Direction: All of the material should be reproduced exactly, with pictures left out.

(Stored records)
----
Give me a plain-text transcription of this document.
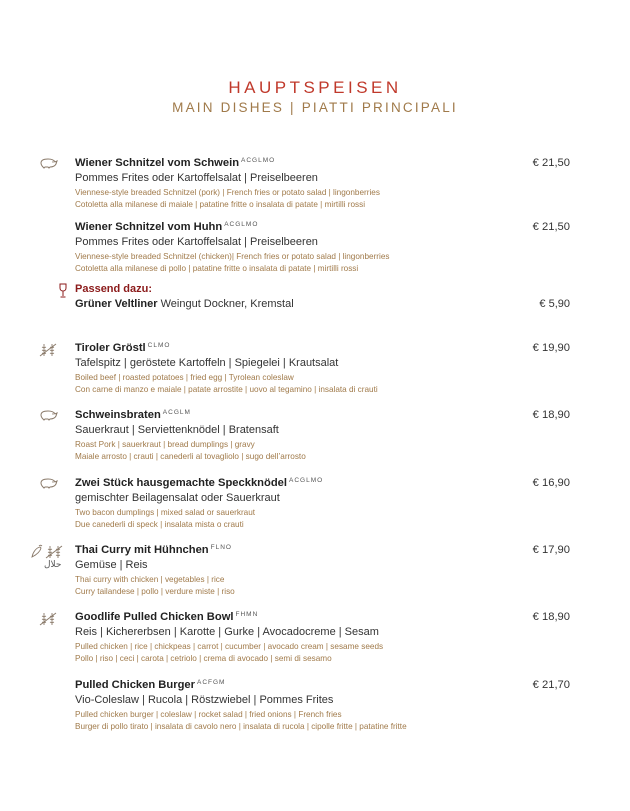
HAUPTSPEISEN
MAIN DISHES | PIATTI PRINCIPALI
Wiener Schnitzel vom Schwein $^{ACGLMO}$	€ 21,50
Pommes Frites oder Kartoffelsalat | Preiselbeeren
Viennese-style breaded Schnitzel (pork) | French fries or potato salad | lingonberries
Cotoletta alla milanese di maiale | patatine fritte o insalata di patate | mirtilli rossi
Wiener Schnitzel vom Huhn $^{ACGLMO}$	€ 21,50
Pommes Frites oder Kartoffelsalat | Preiselbeeren
Viennese-style breaded Schnitzel (chicken)| French fries or potato salad | lingonberries
Cotoletta alla milanese di pollo | patatine fritte o insalata di patate | mirtilli rossi
Passend dazu:
Grüner Veltliner Weingut Dockner, Kremstal	€ 5,90
Tiroler Gröstl $^{CLMO}$	€ 19,90
Tafelspitz | geröstete Kartoffeln | Spiegelei | Krautsalat
Boiled beef | roasted potatoes | fried egg | Tyrolean coleslaw
Con carne di manzo e maiale | patate arrostite | uovo al tegamino | insalata di crauti
Schweinsbraten $^{ACGLM}$	€ 18,90
Sauerkraut | Serviettenknödel | Bratensaft
Roast Pork | sauerkraut | bread dumplings | gravy
Maiale arrosto | crauti | canederli al tovagliolo | sugo dell’arrosto
Zwei Stück hausgemachte Speckknödel $^{ACGLMO}$	€ 16,90
gemischter Beilagensalat oder Sauerkraut
Two bacon dumplings | mixed salad or sauerkraut
Due canederli di speck | insalata mista o crauti
حلال
Thai Curry mit Hühnchen $^{FLNO}$	€ 17,90
Gemüse | Reis
Thai curry with chicken | vegetables | rice
Curry tailandese | pollo | verdure miste | riso
Goodlife Pulled Chicken Bowl $^{FHMN}$	€ 18,90
Reis | Kichererbsen | Karotte | Gurke | Avocadocreme | Sesam
Pulled chicken | rice | chickpeas | carrot | cucumber | avocado cream | sesame seeds
Pollo | riso | ceci | carota | cetriolo | crema di avocado | semi di sesamo
Pulled Chicken Burger $^{ACFGM}$	€ 21,70
Vio-Coleslaw | Rucola | Röstzwiebel | Pommes Frites
Pulled chicken burger | coleslaw | rocket salad | fried onions | French fries
Burger di pollo tirato | insalata di cavolo nero | insalata di rucola | cipolle fritte | patatine fritte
----
The result:
Give me a plain-text transcription of this document.
HAUPTSPEISEN
MAIN DISHES | PIATTI PRINCIPALI
Wiener Schnitzel vom Schwein $^{ACGLMO}$	€ 21,50
Pommes Frites oder Kartoffelsalat | Preiselbeeren
Viennese-style breaded Schnitzel (pork) | French fries or potato salad | lingonberries
Cotoletta alla milanese di maiale | patatine fritte o insalata di patate | mirtilli rossi
Wiener Schnitzel vom Huhn $^{ACGLMO}$	€ 21,50
Pommes Frites oder Kartoffelsalat | Preiselbeeren
Viennese-style breaded Schnitzel (chicken)| French fries or potato salad | lingonberries
Cotoletta alla milanese di pollo | patatine fritte o insalata di patate | mirtilli rossi
Passend dazu:
Grüner Veltliner Weingut Dockner, Kremstal	€ 5,90
Tiroler Gröstl $^{CLMO}$	€ 19,90
Tafelspitz | geröstete Kartoffeln | Spiegelei | Krautsalat
Boiled beef | roasted potatoes | fried egg | Tyrolean coleslaw
Con carne di manzo e maiale | patate arrostite | uovo al tegamino | insalata di crauti
Schweinsbraten $^{ACGLM}$	€ 18,90
Sauerkraut | Serviettenknödel | Bratensaft
Roast Pork | sauerkraut | bread dumplings | gravy
Maiale arrosto | crauti | canederli al tovagliolo | sugo dell’arrosto
Zwei Stück hausgemachte Speckknödel $^{ACGLMO}$	€ 16,90
gemischter Beilagensalat oder Sauerkraut
Two bacon dumplings | mixed salad or sauerkraut
Due canederli di speck | insalata mista o crauti
حلال
Thai Curry mit Hühnchen $^{FLNO}$	€ 17,90
Gemüse | Reis
Thai curry with chicken | vegetables | rice
Curry tailandese | pollo | verdure miste | riso
Goodlife Pulled Chicken Bowl $^{FHMN}$	€ 18,90
Reis | Kichererbsen | Karotte | Gurke | Avocadocreme | Sesam
Pulled chicken | rice | chickpeas | carrot | cucumber | avocado cream | sesame seeds
Pollo | riso | ceci | carota | cetriolo | crema di avocado | semi di sesamo
Pulled Chicken Burger $^{ACFGM}$	€ 21,70
Vio-Coleslaw | Rucola | Röstzwiebel | Pommes Frites
Pulled chicken burger | coleslaw | rocket salad | fried onions | French fries
Burger di pollo tirato | insalata di cavolo nero | insalata di rucola | cipolle fritte | patatine fritte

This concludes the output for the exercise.